- What you need to do
Collect each line of the records containing the string "values".

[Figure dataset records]
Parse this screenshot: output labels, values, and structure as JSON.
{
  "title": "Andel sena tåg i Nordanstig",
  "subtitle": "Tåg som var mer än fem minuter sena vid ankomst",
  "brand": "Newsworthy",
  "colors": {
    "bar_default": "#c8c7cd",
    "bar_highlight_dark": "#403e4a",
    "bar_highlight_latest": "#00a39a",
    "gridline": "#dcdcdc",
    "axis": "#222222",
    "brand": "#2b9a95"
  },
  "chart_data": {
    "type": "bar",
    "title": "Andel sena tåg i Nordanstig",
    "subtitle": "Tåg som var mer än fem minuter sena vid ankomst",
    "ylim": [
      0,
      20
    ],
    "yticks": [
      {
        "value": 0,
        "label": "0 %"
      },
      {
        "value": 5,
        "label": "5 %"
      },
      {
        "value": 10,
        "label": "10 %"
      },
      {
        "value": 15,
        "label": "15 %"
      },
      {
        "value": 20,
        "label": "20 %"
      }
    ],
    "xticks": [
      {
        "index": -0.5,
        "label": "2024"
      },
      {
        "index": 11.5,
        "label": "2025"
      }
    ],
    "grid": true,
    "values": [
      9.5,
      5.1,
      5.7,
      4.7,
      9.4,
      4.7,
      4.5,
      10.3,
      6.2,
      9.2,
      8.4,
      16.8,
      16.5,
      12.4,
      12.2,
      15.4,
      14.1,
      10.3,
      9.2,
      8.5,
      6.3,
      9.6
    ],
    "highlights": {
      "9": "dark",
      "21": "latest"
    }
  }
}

- Correct output
Parse this screenshot: output labels, values, and structure as JSON.
    "values": [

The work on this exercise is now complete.